To be done: Everything in the data should be repeated exactly, save for the images.

Records for the task:
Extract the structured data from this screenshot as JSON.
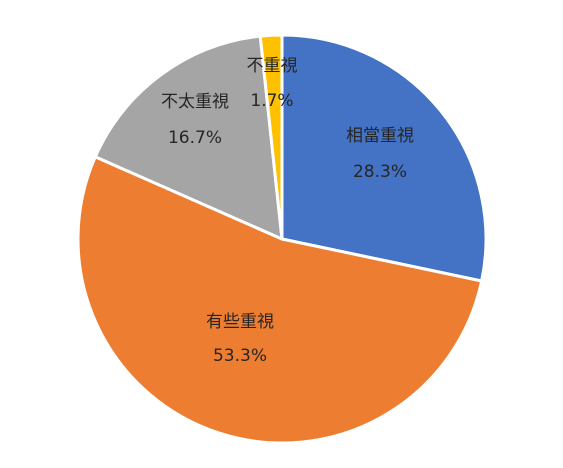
{
  "chart_data": {
    "type": "pie",
    "categories": [
      "相當重視",
      "有些重視",
      "不太重視",
      "不重視"
    ],
    "values": [
      28.3,
      53.3,
      16.7,
      1.7
    ],
    "value_labels": [
      "28.3%",
      "53.3%",
      "16.7%",
      "1.7%"
    ],
    "colors": [
      "#4472c4",
      "#ed7d31",
      "#a5a5a5",
      "#ffc000"
    ]
  }
}
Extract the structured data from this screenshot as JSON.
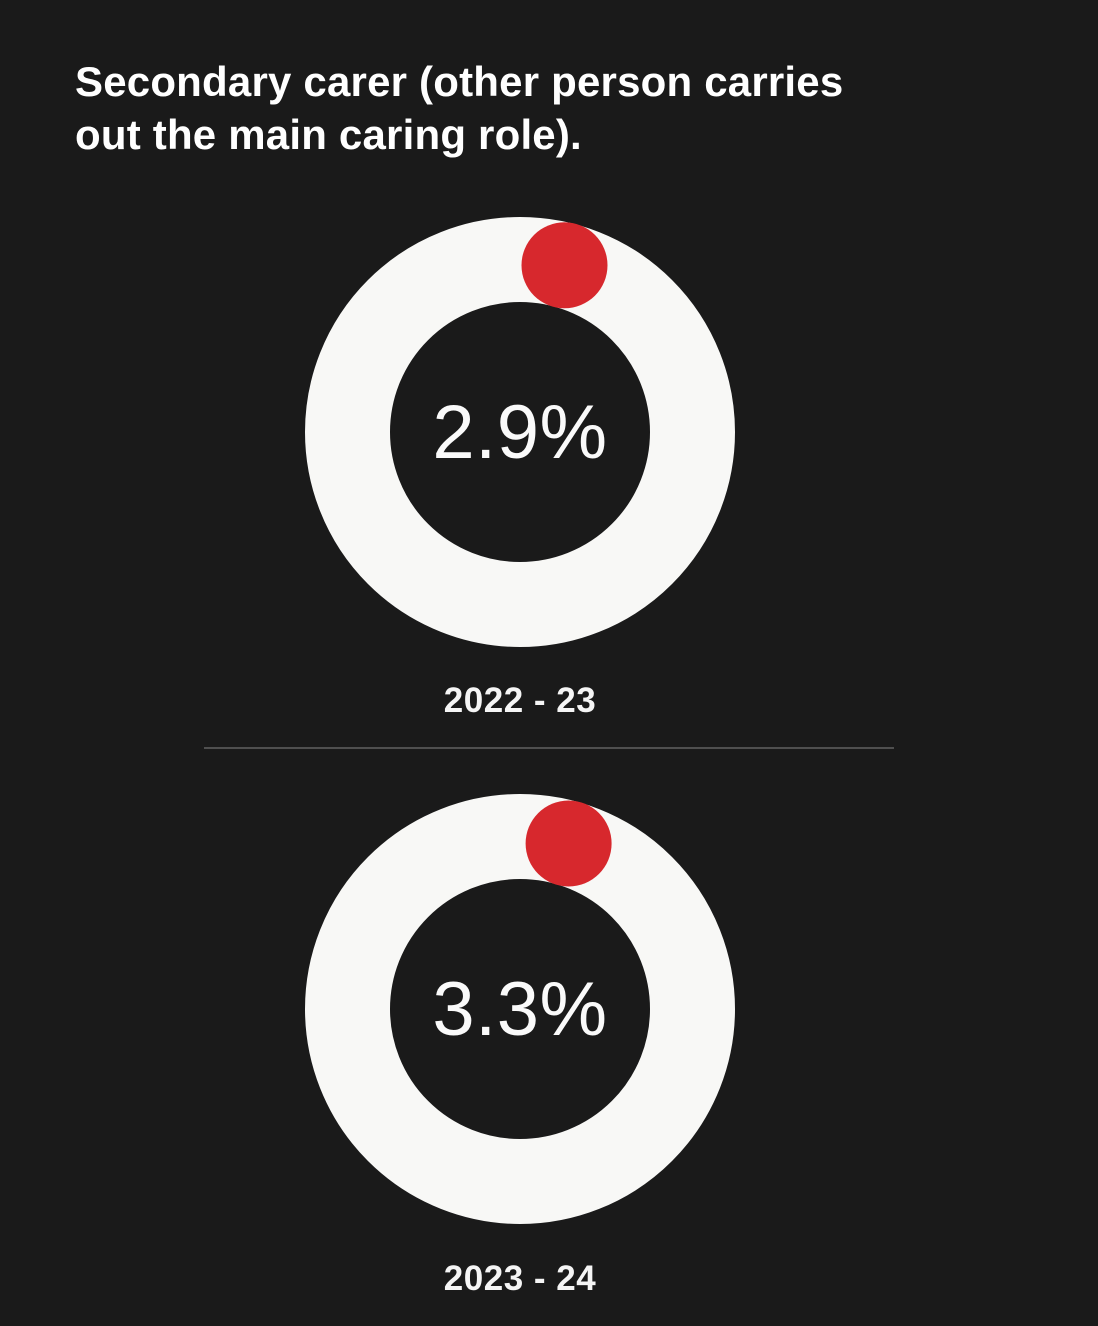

Task result:
Extract the structured data from this screenshot as JSON.
{
  "chart_data": {
    "type": "pie",
    "categories": [
      "相當重視",
      "有些重視",
      "不太重視",
      "不重視"
    ],
    "values": [
      28.3,
      53.3,
      16.7,
      1.7
    ],
    "value_labels": [
      "28.3%",
      "53.3%",
      "16.7%",
      "1.7%"
    ],
    "colors": [
      "#4472c4",
      "#ed7d31",
      "#a5a5a5",
      "#ffc000"
    ]
  }
}
Extract the structured data from this screenshot as JSON.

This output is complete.